§ Exercise prompt
The listing beneath should be written out in full, exactly as shown.
--*--
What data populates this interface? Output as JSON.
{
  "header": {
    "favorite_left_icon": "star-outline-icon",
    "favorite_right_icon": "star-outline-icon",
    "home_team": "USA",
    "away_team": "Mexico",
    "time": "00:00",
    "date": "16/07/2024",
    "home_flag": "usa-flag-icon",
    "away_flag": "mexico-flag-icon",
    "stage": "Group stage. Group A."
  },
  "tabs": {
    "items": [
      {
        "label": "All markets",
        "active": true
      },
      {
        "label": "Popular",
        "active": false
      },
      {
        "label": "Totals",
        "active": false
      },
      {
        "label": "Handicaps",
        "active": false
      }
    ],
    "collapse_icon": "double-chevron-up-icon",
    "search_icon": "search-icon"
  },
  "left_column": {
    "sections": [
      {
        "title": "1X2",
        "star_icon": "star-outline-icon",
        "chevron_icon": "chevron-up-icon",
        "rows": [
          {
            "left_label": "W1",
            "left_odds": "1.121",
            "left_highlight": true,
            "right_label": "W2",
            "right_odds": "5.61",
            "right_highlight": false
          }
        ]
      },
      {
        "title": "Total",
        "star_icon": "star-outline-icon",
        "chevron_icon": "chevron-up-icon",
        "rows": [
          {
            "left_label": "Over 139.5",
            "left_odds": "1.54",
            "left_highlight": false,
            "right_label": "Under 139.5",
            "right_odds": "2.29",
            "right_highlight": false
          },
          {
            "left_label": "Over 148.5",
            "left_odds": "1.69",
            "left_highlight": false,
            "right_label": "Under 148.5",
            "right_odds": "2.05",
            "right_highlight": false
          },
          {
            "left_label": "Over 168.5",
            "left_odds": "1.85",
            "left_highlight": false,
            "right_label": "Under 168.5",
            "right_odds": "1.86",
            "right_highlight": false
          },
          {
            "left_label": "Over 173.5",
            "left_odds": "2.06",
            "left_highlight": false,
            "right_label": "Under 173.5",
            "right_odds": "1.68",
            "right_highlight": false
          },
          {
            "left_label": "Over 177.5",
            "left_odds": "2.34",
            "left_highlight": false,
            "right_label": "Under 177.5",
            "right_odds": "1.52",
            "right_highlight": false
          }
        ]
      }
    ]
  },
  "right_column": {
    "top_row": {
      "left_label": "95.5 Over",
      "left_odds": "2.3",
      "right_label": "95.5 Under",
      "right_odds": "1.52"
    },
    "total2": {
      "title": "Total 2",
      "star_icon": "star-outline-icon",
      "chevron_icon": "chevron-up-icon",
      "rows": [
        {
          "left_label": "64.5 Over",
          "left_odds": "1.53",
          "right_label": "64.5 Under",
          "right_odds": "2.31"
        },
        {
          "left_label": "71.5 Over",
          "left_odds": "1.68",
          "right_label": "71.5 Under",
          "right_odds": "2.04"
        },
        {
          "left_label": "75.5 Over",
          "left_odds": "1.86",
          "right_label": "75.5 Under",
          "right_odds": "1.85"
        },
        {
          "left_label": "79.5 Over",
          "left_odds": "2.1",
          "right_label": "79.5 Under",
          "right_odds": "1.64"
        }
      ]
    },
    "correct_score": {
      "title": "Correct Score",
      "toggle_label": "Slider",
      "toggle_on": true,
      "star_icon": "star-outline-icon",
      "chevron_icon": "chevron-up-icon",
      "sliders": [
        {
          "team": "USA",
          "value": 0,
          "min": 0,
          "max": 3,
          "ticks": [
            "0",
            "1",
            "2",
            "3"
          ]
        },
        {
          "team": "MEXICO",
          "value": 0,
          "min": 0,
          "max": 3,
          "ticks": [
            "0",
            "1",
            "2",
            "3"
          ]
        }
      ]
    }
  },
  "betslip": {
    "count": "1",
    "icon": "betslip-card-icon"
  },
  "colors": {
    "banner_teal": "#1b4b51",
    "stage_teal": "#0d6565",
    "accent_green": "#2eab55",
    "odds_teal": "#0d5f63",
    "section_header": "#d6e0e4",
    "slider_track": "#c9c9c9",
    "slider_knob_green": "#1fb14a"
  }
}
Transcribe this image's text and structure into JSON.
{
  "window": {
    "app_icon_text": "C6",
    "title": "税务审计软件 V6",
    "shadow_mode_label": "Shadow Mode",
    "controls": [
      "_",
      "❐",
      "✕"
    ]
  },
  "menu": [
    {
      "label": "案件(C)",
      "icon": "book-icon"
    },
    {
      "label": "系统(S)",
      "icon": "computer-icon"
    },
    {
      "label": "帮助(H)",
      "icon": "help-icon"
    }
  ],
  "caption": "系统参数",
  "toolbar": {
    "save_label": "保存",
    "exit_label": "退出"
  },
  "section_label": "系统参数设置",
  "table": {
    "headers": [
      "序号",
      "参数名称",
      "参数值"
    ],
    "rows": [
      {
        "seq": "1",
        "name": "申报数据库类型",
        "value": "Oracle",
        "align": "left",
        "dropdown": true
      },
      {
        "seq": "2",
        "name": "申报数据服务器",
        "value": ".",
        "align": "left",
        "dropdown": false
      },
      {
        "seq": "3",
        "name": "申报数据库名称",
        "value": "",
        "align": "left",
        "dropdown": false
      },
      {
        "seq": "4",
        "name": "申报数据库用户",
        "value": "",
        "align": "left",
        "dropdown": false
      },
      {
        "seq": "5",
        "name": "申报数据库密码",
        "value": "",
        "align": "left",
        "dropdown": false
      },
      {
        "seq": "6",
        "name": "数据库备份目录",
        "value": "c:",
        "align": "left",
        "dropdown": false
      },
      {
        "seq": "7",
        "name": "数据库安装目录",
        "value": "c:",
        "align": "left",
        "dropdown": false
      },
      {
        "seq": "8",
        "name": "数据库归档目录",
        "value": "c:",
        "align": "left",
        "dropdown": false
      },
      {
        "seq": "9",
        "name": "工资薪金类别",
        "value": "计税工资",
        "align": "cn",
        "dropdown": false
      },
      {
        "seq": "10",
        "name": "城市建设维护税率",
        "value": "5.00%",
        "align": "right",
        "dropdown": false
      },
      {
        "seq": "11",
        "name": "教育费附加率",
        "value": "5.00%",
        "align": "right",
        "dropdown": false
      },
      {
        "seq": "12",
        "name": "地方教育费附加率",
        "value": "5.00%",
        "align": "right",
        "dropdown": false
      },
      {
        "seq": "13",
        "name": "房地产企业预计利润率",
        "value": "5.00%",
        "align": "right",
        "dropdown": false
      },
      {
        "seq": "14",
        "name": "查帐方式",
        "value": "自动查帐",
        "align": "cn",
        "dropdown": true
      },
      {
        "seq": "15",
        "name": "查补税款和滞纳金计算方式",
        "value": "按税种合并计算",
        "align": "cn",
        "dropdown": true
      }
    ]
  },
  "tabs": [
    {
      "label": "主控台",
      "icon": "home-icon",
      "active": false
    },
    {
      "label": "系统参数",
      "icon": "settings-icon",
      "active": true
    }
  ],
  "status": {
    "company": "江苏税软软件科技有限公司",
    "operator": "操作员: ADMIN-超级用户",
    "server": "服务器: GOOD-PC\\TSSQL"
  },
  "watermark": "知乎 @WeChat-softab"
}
--*--
§ Correct output
What data populates this interface? Output as JSON.
{
  "header": {
    "favorite_left_icon": "star-outline-icon",
    "favorite_right_icon": "star-outline-icon",
    "home_team": "USA",
    "away_team": "Mexico",
    "time": "00:00",
    "date": "16/07/2024",
    "home_flag": "usa-flag-icon",
    "away_flag": "mexico-flag-icon",
    "stage": "Group stage. Group A."
  },
  "tabs": {
    "items": [
      {
        "label": "All markets",
        "active": true
      },
      {
        "label": "Popular",
        "active": false
      },
      {
        "label": "Totals",
        "active": false
      },
      {
        "label": "Handicaps",
        "active": false
      }
    ],
    "collapse_icon": "double-chevron-up-icon",
    "search_icon": "search-icon"
  },
  "left_column": {
    "sections": [
      {
        "title": "1X2",
        "star_icon": "star-outline-icon",
        "chevron_icon": "chevron-up-icon",
        "rows": [
          {
            "left_label": "W1",
            "left_odds": "1.121",
            "left_highlight": true,
            "right_label": "W2",
            "right_odds": "5.61",
            "right_highlight": false
          }
        ]
      },
      {
        "title": "Total",
        "star_icon": "star-outline-icon",
        "chevron_icon": "chevron-up-icon",
        "rows": [
          {
            "left_label": "Over 139.5",
            "left_odds": "1.54",
            "left_highlight": false,
            "right_label": "Under 139.5",
            "right_odds": "2.29",
            "right_highlight": false
          },
          {
            "left_label": "Over 148.5",
            "left_odds": "1.69",
            "left_highlight": false,
            "right_label": "Under 148.5",
            "right_odds": "2.05",
            "right_highlight": false
          },
          {
            "left_label": "Over 168.5",
            "left_odds": "1.85",
            "left_highlight": false,
            "right_label": "Under 168.5",
            "right_odds": "1.86",
            "right_highlight": false
          },
          {
            "left_label": "Over 173.5",
            "left_odds": "2.06",
            "left_highlight": false,
            "right_label": "Under 173.5",
            "right_odds": "1.68",
            "right_highlight": false
          },
          {
            "left_label": "Over 177.5",
            "left_odds": "2.34",
            "left_highlight": false,
            "right_label": "Under 177.5",
            "right_odds": "1.52",
            "right_highlight": false
          }
        ]
      }
    ]
  },
  "right_column": {
    "top_row": {
      "left_label": "95.5 Over",
      "left_odds": "2.3",
      "right_label": "95.5 Under",
      "right_odds": "1.52"
    },
    "total2": {
      "title": "Total 2",
      "star_icon": "star-outline-icon",
      "chevron_icon": "chevron-up-icon",
      "rows": [
        {
          "left_label": "64.5 Over",
          "left_odds": "1.53",
          "right_label": "64.5 Under",
          "right_odds": "2.31"
        },
        {
          "left_label": "71.5 Over",
          "left_odds": "1.68",
          "right_label": "71.5 Under",
          "right_odds": "2.04"
        },
        {
          "left_label": "75.5 Over",
          "left_odds": "1.86",
          "right_label": "75.5 Under",
          "right_odds": "1.85"
        },
        {
          "left_label": "79.5 Over",
          "left_odds": "2.1",
          "right_label": "79.5 Under",
          "right_odds": "1.64"
        }
      ]
    },
    "correct_score": {
      "title": "Correct Score",
      "toggle_label": "Slider",
      "toggle_on": true,
      "star_icon": "star-outline-icon",
      "chevron_icon": "chevron-up-icon",
      "sliders": [
        {
          "team": "USA",
          "value": 0,
          "min": 0,
          "max": 3,
          "ticks": [
            "0",
            "1",
            "2",
            "3"
          ]
        },
        {
          "team": "MEXICO",
          "value": 0,
          "min": 0,
          "max": 3,
          "ticks": [
            "0",
            "1",
            "2",
            "3"
          ]
        }
      ]
    }
  },
  "betslip": {
    "count": "1",
    "icon": "betslip-card-icon"
  },
  "colors": {
    "banner_teal": "#1b4b51",
    "stage_teal": "#0d6565",
    "accent_green": "#2eab55",
    "odds_teal": "#0d5f63",
    "section_header": "#d6e0e4",
    "slider_track": "#c9c9c9",
    "slider_knob_green": "#1fb14a"
  }
}
Transcribe this image's text and structure into JSON.
{
  "window": {
    "app_icon_text": "C6",
    "title": "税务审计软件 V6",
    "shadow_mode_label": "Shadow Mode",
    "controls": [
      "_",
      "❐",
      "✕"
    ]
  },
  "menu": [
    {
      "label": "案件(C)",
      "icon": "book-icon"
    },
    {
      "label": "系统(S)",
      "icon": "computer-icon"
    },
    {
      "label": "帮助(H)",
      "icon": "help-icon"
    }
  ],
  "caption": "系统参数",
  "toolbar": {
    "save_label": "保存",
    "exit_label": "退出"
  },
  "section_label": "系统参数设置",
  "table": {
    "headers": [
      "序号",
      "参数名称",
      "参数值"
    ],
    "rows": [
      {
        "seq": "1",
        "name": "申报数据库类型",
        "value": "Oracle",
        "align": "left",
        "dropdown": true
      },
      {
        "seq": "2",
        "name": "申报数据服务器",
        "value": ".",
        "align": "left",
        "dropdown": false
      },
      {
        "seq": "3",
        "name": "申报数据库名称",
        "value": "",
        "align": "left",
        "dropdown": false
      },
      {
        "seq": "4",
        "name": "申报数据库用户",
        "value": "",
        "align": "left",
        "dropdown": false
      },
      {
        "seq": "5",
        "name": "申报数据库密码",
        "value": "",
        "align": "left",
        "dropdown": false
      },
      {
        "seq": "6",
        "name": "数据库备份目录",
        "value": "c:",
        "align": "left",
        "dropdown": false
      },
      {
        "seq": "7",
        "name": "数据库安装目录",
        "value": "c:",
        "align": "left",
        "dropdown": false
      },
      {
        "seq": "8",
        "name": "数据库归档目录",
        "value": "c:",
        "align": "left",
        "dropdown": false
      },
      {
        "seq": "9",
        "name": "工资薪金类别",
        "value": "计税工资",
        "align": "cn",
        "dropdown": false
      },
      {
        "seq": "10",
        "name": "城市建设维护税率",
        "value": "5.00%",
        "align": "right",
        "dropdown": false
      },
      {
        "seq": "11",
        "name": "教育费附加率",
        "value": "5.00%",
        "align": "right",
        "dropdown": false
      },
      {
        "seq": "12",
        "name": "地方教育费附加率",
        "value": "5.00%",
        "align": "right",
        "dropdown": false
      },
      {
        "seq": "13",
        "name": "房地产企业预计利润率",
        "value": "5.00%",
        "align": "right",
        "dropdown": false
      },
      {
        "seq": "14",
        "name": "查帐方式",
        "value": "自动查帐",
        "align": "cn",
        "dropdown": true
      },
      {
        "seq": "15",
        "name": "查补税款和滞纳金计算方式",
        "value": "按税种合并计算",
        "align": "cn",
        "dropdown": true
      }
    ]
  },
  "tabs": [
    {
      "label": "主控台",
      "icon": "home-icon",
      "active": false
    },
    {
      "label": "系统参数",
      "icon": "settings-icon",
      "active": true
    }
  ],
  "status": {
    "company": "江苏税软软件科技有限公司",
    "operator": "操作员: ADMIN-超级用户",
    "server": "服务器: GOOD-PC\\TSSQL"
  },
  "watermark": "知乎 @WeChat-softab"
}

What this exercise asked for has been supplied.